Instructions to follow: Return each line holding the string "content".

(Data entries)
* * * *

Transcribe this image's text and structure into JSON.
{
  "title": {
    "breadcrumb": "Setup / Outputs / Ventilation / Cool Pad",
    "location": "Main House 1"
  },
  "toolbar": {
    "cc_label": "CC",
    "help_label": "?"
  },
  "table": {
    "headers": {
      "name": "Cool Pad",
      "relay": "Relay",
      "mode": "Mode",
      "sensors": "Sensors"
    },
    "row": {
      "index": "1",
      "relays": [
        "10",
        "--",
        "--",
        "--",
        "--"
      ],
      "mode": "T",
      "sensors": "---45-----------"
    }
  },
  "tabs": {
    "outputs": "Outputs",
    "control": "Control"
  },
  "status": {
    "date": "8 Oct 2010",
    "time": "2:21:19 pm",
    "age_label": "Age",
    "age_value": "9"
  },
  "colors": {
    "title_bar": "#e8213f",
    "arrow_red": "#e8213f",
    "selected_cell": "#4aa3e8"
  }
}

* * * *

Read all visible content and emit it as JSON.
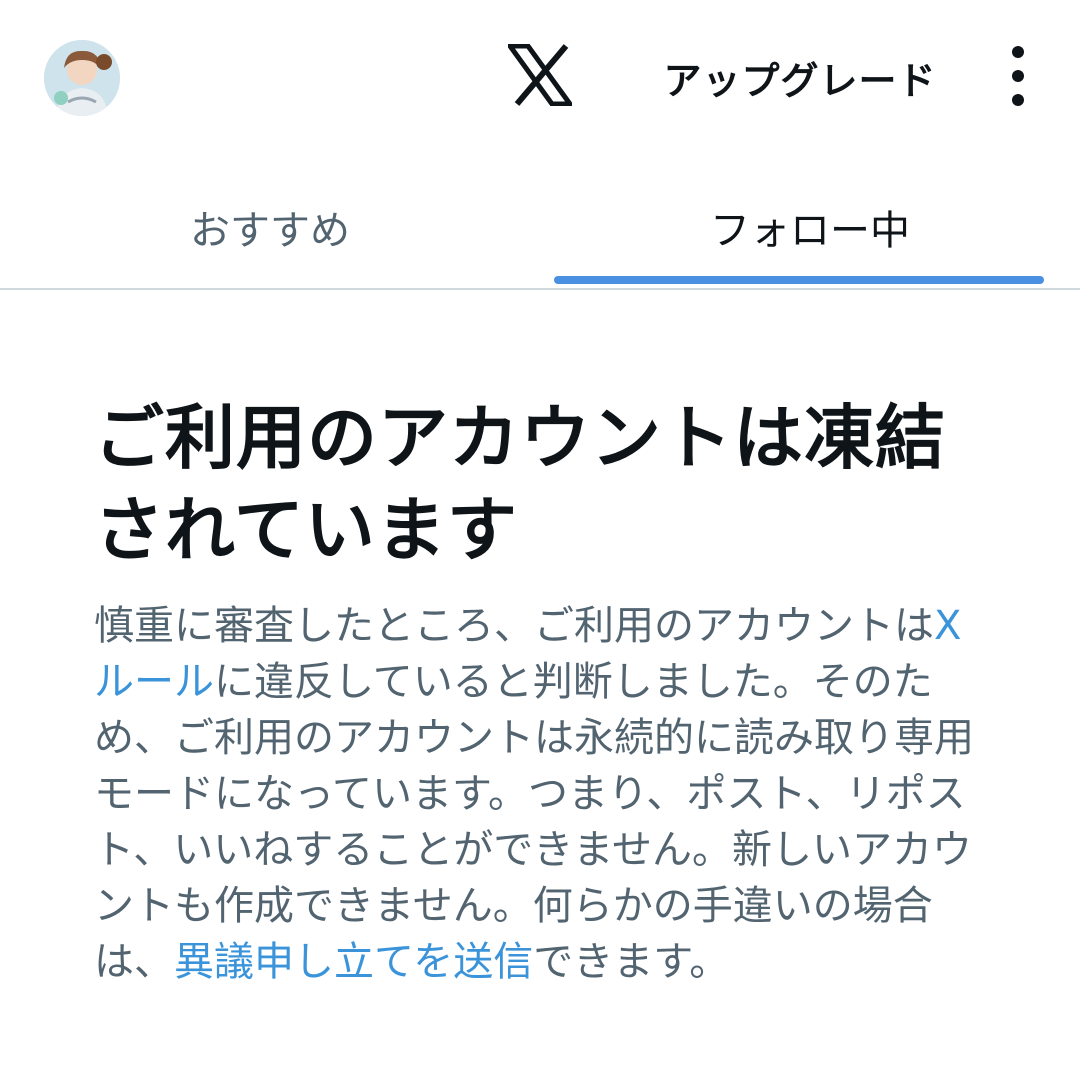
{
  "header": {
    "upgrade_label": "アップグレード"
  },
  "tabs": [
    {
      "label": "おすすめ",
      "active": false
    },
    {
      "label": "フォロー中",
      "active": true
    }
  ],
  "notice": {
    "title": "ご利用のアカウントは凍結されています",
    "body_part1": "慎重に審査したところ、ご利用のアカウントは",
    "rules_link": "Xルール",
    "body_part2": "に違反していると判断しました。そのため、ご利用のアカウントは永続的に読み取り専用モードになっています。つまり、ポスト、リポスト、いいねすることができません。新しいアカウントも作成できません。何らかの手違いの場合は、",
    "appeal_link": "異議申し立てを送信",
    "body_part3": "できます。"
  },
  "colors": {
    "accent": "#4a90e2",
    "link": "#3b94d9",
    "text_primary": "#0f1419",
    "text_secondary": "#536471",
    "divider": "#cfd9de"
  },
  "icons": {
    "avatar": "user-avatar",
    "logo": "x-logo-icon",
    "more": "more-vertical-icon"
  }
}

* * * *

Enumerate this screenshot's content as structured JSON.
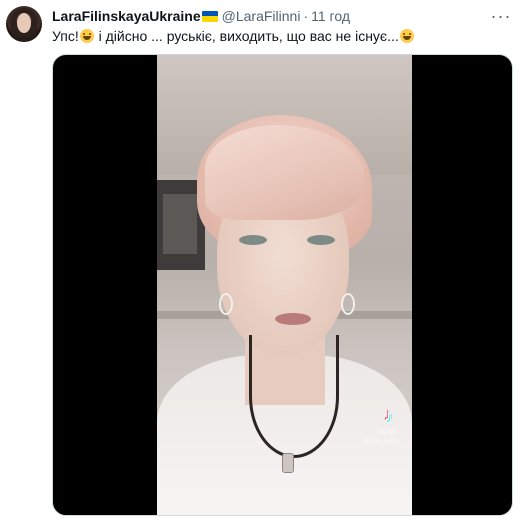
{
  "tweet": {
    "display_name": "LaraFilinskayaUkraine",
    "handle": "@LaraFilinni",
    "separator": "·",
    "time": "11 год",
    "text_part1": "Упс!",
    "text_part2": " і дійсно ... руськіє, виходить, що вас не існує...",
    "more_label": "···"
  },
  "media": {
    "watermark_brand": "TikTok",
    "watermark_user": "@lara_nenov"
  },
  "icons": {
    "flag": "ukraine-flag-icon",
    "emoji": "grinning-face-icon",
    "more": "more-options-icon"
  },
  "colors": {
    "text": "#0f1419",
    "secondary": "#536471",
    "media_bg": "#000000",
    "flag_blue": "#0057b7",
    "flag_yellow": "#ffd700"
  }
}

* * * *

Task response:
Read all visible content and emit it as JSON.
Enumerate this screenshot's content as structured JSON.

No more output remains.